Exercise requirements | Count the lines containing "content". Give the number alone.

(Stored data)
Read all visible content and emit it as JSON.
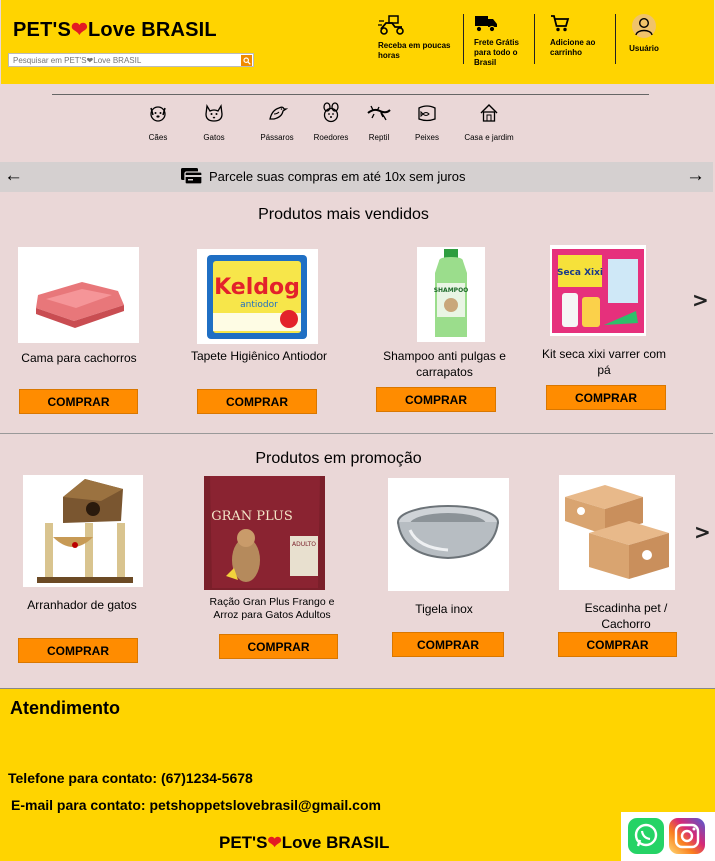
{
  "header": {
    "brand_prefix": "PET'S",
    "brand_heart": "❤",
    "brand_suffix": "Love BRASIL",
    "search_placeholder": "Pesquisar em PET'S❤Love BRASIL",
    "items": [
      {
        "label": "Receba em poucas horas",
        "icon": "delivery-scooter-icon"
      },
      {
        "label": "Frete Grátis para todo o Brasil",
        "icon": "truck-icon"
      },
      {
        "label": "Adicione ao carrinho",
        "icon": "cart-icon"
      },
      {
        "label": "Usuário",
        "icon": "user-icon"
      }
    ]
  },
  "categories": [
    {
      "label": "Cães",
      "icon": "dog-icon"
    },
    {
      "label": "Gatos",
      "icon": "cat-icon"
    },
    {
      "label": "Pássaros",
      "icon": "bird-icon"
    },
    {
      "label": "Roedores",
      "icon": "rodent-icon"
    },
    {
      "label": "Reptil",
      "icon": "reptile-icon"
    },
    {
      "label": "Peixes",
      "icon": "fish-icon"
    },
    {
      "label": "Casa e jardim",
      "icon": "house-icon"
    }
  ],
  "banner": {
    "text": "Parcele  suas compras em até 10x sem juros",
    "prev": "←",
    "next": "→"
  },
  "best_sellers": {
    "title": "Produtos mais vendidos",
    "products": [
      {
        "name": "Cama para cachorros",
        "button": "COMPRAR"
      },
      {
        "name": "Tapete Higiênico Antiodor",
        "button": "COMPRAR"
      },
      {
        "name": "Shampoo anti pulgas e carrapatos",
        "button": "COMPRAR"
      },
      {
        "name": "Kit seca xixi varrer com pá",
        "button": "COMPRAR"
      }
    ],
    "next": ">"
  },
  "promotions": {
    "title": "Produtos em promoção",
    "products": [
      {
        "name": "Arranhador de gatos",
        "button": "COMPRAR"
      },
      {
        "name": "Ração Gran Plus Frango e Arroz para Gatos Adultos",
        "button": "COMPRAR"
      },
      {
        "name": "Tigela inox",
        "button": "COMPRAR"
      },
      {
        "name": "Escadinha pet / Cachorro",
        "button": "COMPRAR"
      }
    ],
    "next": ">"
  },
  "footer": {
    "title": "Atendimento",
    "phone": "Telefone para contato: (67)1234-5678",
    "email": "E-mail para contato: petshoppetslovebrasil@gmail.com",
    "brand_prefix": "PET'S",
    "brand_heart": "❤",
    "brand_suffix": "Love BRASIL"
  },
  "product_images": {
    "keldog_brand": "Keldog",
    "keldog_sub": "antiodor",
    "shampoo_label": "SHAMPOO",
    "kit_brand": "Seca Xixi",
    "granplus_brand": "GRAN PLUS",
    "granplus_variant": "ADULTO"
  },
  "colors": {
    "yellow": "#ffd400",
    "orange": "#ff8c00",
    "pink_bg": "#ead7d7",
    "heart": "#e31b23"
  }
}
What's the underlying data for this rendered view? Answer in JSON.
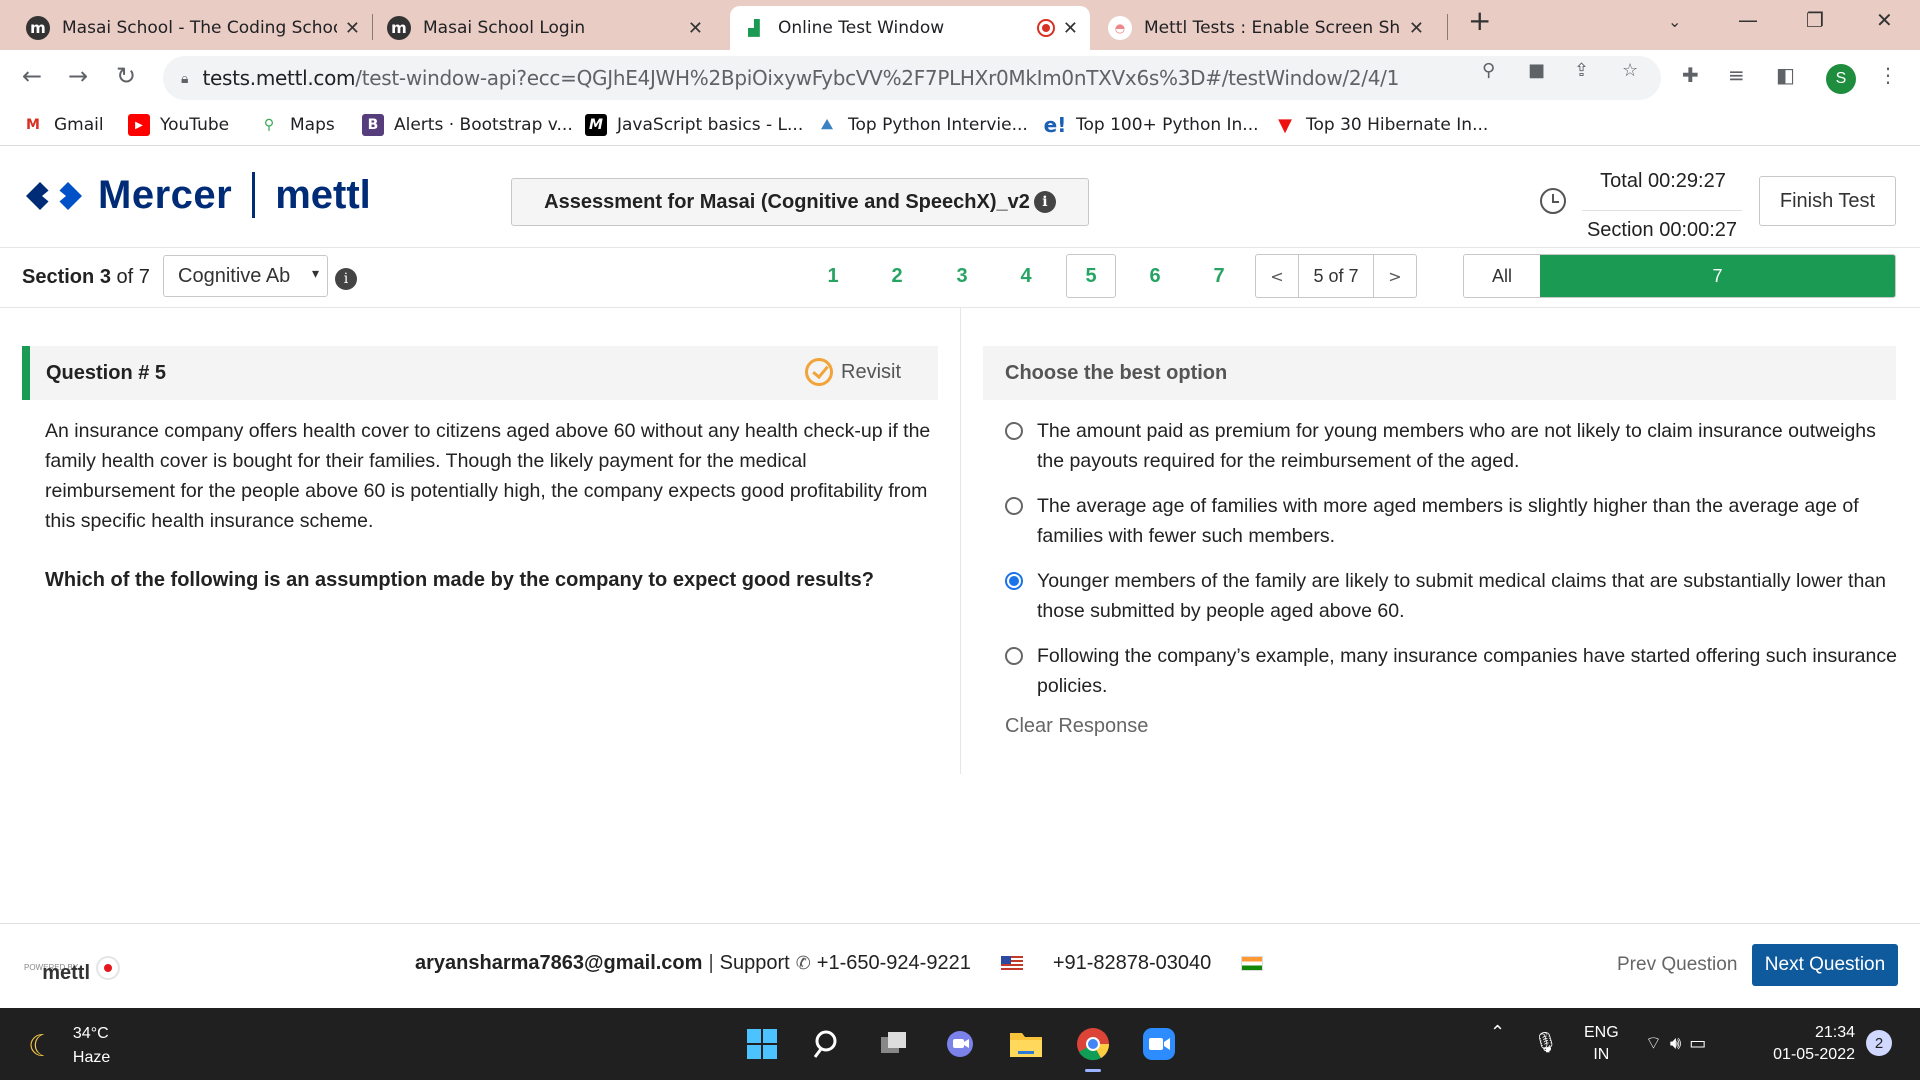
{
  "browser": {
    "tabs": [
      {
        "title": "Masai School - The Coding School",
        "favicon": "masai-logo",
        "active": false
      },
      {
        "title": "Masai School Login",
        "favicon": "masai-logo",
        "active": false
      },
      {
        "title": "Online Test Window",
        "favicon": "mettl-logo",
        "active": true,
        "recording": true
      },
      {
        "title": "Mettl Tests : Enable Screen Sharing",
        "favicon": "mettl-help-logo",
        "active": false
      }
    ],
    "url_host": "tests.mettl.com",
    "url_path": "/test-window-api?ecc=QGJhE4JWH%2BpiOixywFybcVV%2F7PLHXr0MkIm0nTXVx6s%3D#/testWindow/2/4/1",
    "profile_initial": "S",
    "bookmarks": [
      {
        "label": "Gmail",
        "icon": "gmail-icon"
      },
      {
        "label": "YouTube",
        "icon": "youtube-icon"
      },
      {
        "label": "Maps",
        "icon": "maps-icon"
      },
      {
        "label": "Alerts · Bootstrap v...",
        "icon": "bootstrap-icon"
      },
      {
        "label": "JavaScript basics - L...",
        "icon": "mdn-icon"
      },
      {
        "label": "Top Python Intervie...",
        "icon": "python-site-icon"
      },
      {
        "label": "Top 100+ Python In...",
        "icon": "e-icon"
      },
      {
        "label": "Top 30 Hibernate In...",
        "icon": "v-icon"
      }
    ]
  },
  "header": {
    "brand_left": "Mercer",
    "brand_right": "mettl",
    "assessment_title": "Assessment for Masai (Cognitive and SpeechX)_v2",
    "timer_total": "Total 00:29:27",
    "timer_section": "Section 00:00:27",
    "finish_label": "Finish Test"
  },
  "section_bar": {
    "section_word": "Section",
    "section_current": "3",
    "section_of": "of 7",
    "section_select_value": "Cognitive Ab",
    "question_numbers": [
      "1",
      "2",
      "3",
      "4",
      "5",
      "6",
      "7"
    ],
    "current_question": "5",
    "pager_prev": "<",
    "pager_text": "5 of 7",
    "pager_next": ">",
    "filter_all": "All",
    "filter_count": "7"
  },
  "question": {
    "title": "Question # 5",
    "revisit_label": "Revisit",
    "body": "An insurance company offers health cover to citizens aged above 60 without any health check-up if the family health cover is bought for their families. Though the likely payment for the medical reimbursement for the people above 60 is potentially high, the company expects good profitability from this specific health insurance scheme.",
    "prompt": "Which of the following is an assumption made by the company to expect good results?"
  },
  "options": {
    "title": "Choose the best option",
    "items": [
      {
        "text": "The amount paid as premium for young members who are not likely to claim insurance outweighs the payouts required for the reimbursement of the aged.",
        "selected": false
      },
      {
        "text": "The average age of families with more aged members is slightly higher than the average age of families with fewer such members.",
        "selected": false
      },
      {
        "text": "Younger members of the family are likely to submit medical claims that are substantially lower than those submitted by people aged above 60.",
        "selected": true
      },
      {
        "text": "Following the company’s example, many insurance companies have started offering such insurance policies.",
        "selected": false
      }
    ],
    "clear_label": "Clear Response"
  },
  "footer": {
    "powered_by": "POWERED BY",
    "powered_brand": "mettl",
    "email": "aryansharma7863@gmail.com",
    "support_label": "Support",
    "phone_us": "+1-650-924-9221",
    "phone_in": "+91-82878-03040",
    "prev_label": "Prev Question",
    "next_label": "Next Question"
  },
  "taskbar": {
    "temperature": "34°C",
    "weather": "Haze",
    "lang_top": "ENG",
    "lang_bottom": "IN",
    "time": "21:34",
    "date": "01-05-2022",
    "notifications": "2"
  },
  "colors": {
    "accent_green": "#1a9a52",
    "primary_blue": "#0f5a9c",
    "brand_navy": "#002c77"
  }
}
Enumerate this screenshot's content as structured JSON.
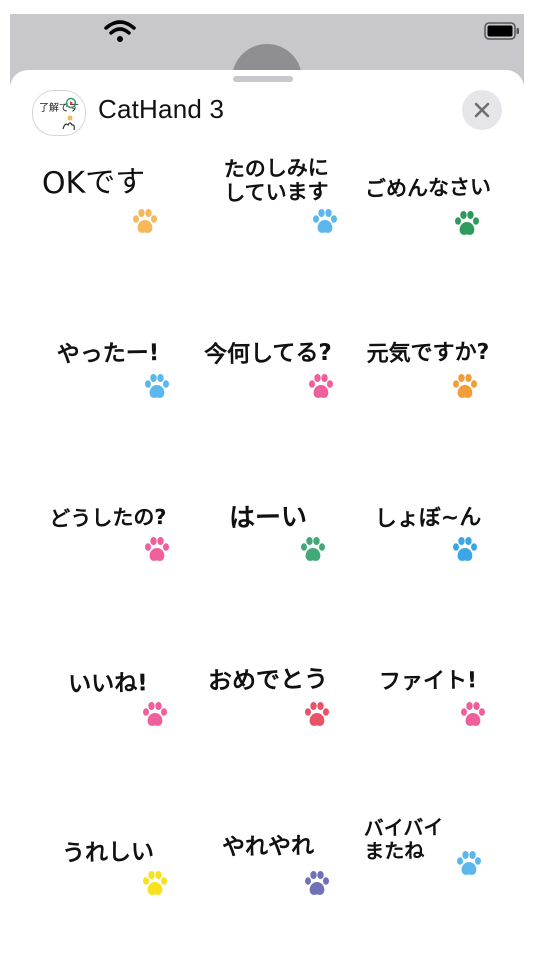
{
  "app": {
    "title": "CatHand 3",
    "icon": "app-icon",
    "icon_text": "了解です"
  },
  "background": {
    "dim_color": "#c8c8cc",
    "accent": "#3478f6"
  },
  "stickers": [
    {
      "text": "OKです",
      "paw_color": "#f5b85a"
    },
    {
      "text": "たのしみに\nしています",
      "paw_color": "#5bb7ee"
    },
    {
      "text": "ごめんなさい",
      "paw_color": "#2e9a5c"
    },
    {
      "text": "やったー!",
      "paw_color": "#5bb7ee"
    },
    {
      "text": "今何してる?",
      "paw_color": "#ee5f9b"
    },
    {
      "text": "元気ですか?",
      "paw_color": "#f29d38"
    },
    {
      "text": "どうしたの?",
      "paw_color": "#ee5f9b"
    },
    {
      "text": "はーい",
      "paw_color": "#43a877"
    },
    {
      "text": "しょぼ~ん",
      "paw_color": "#3ba6e6"
    },
    {
      "text": "いいね!",
      "paw_color": "#ee5f9b"
    },
    {
      "text": "おめでとう",
      "paw_color": "#e9536a"
    },
    {
      "text": "ファイト!",
      "paw_color": "#ee5f9b"
    },
    {
      "text": "うれしい",
      "paw_color": "#f7e21b"
    },
    {
      "text": "やれやれ",
      "paw_color": "#6f72b8"
    },
    {
      "text": "バイバイ\nまたね",
      "paw_color": "#5bb7ee"
    }
  ]
}
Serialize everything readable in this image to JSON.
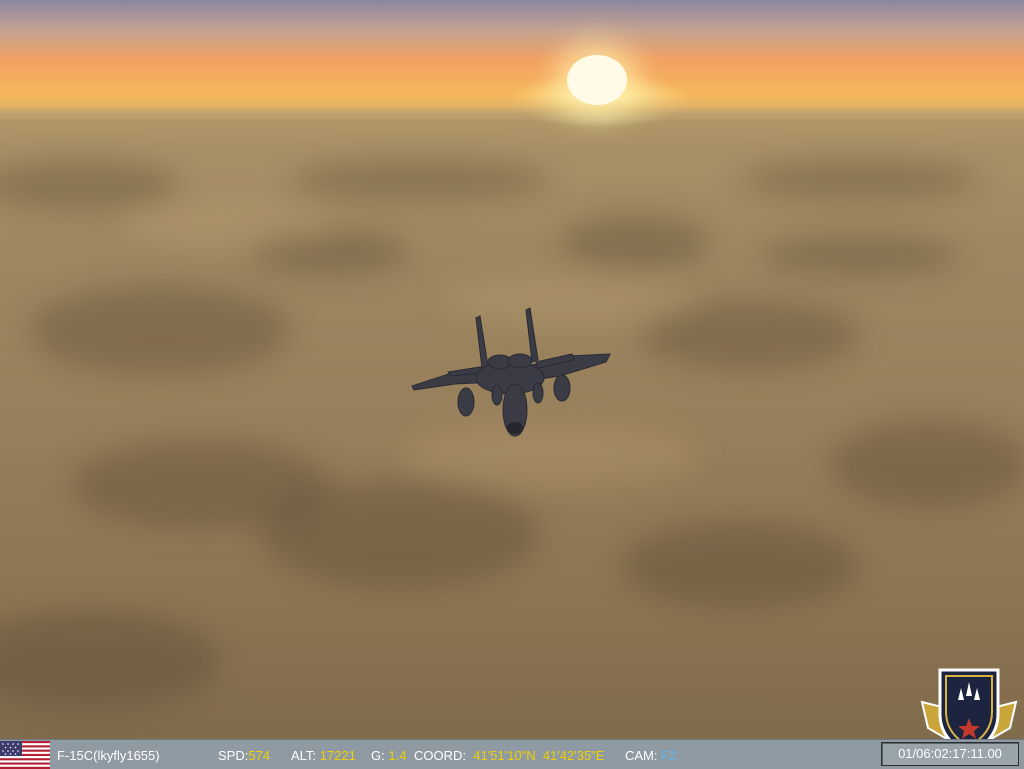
{
  "hud": {
    "player": "F-15C(lkyfly1655)",
    "spd_label": "SPD:",
    "spd_value": "574",
    "alt_label": "ALT:",
    "alt_value": "17221",
    "g_label": "G:",
    "g_value": "1.4",
    "coord_label": "COORD:",
    "lat": "41'51'10\"N",
    "lon": "41'42'35\"E",
    "cam_label": "CAM:",
    "cam_value": "F2",
    "clock": "01/06:02:17:11.00"
  },
  "icons": {
    "flag": "usa-flag-icon",
    "emblem": "squadron-emblem"
  },
  "colors": {
    "hud_bar": "#8f9aa2",
    "value_yellow": "#f0d000",
    "cam_blue": "#63b8e8",
    "sun": "#fffbe6",
    "sky_orange": "#f2a163",
    "cloud_tan": "#9d8660"
  }
}
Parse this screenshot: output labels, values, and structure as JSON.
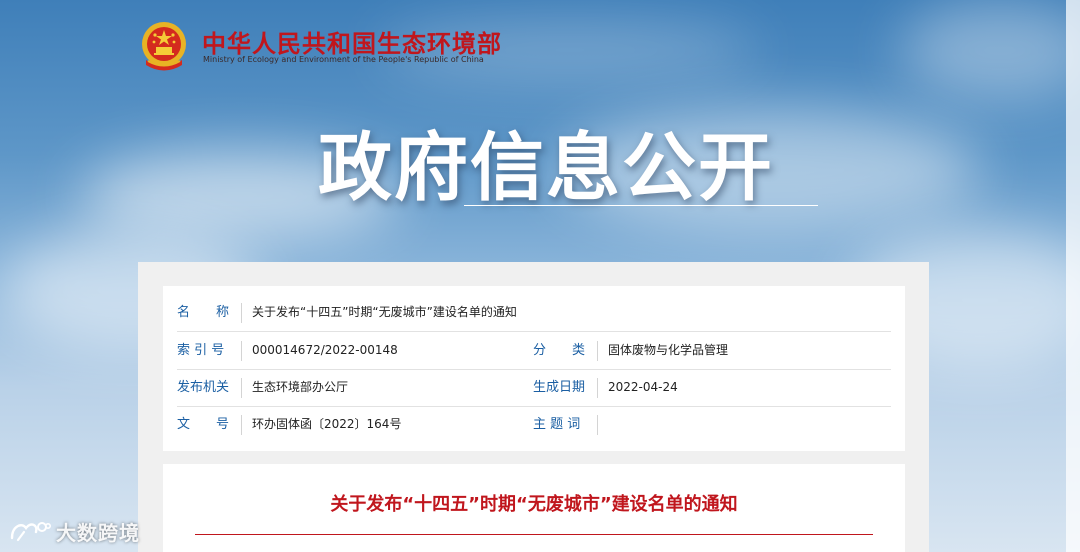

Exercise result | 2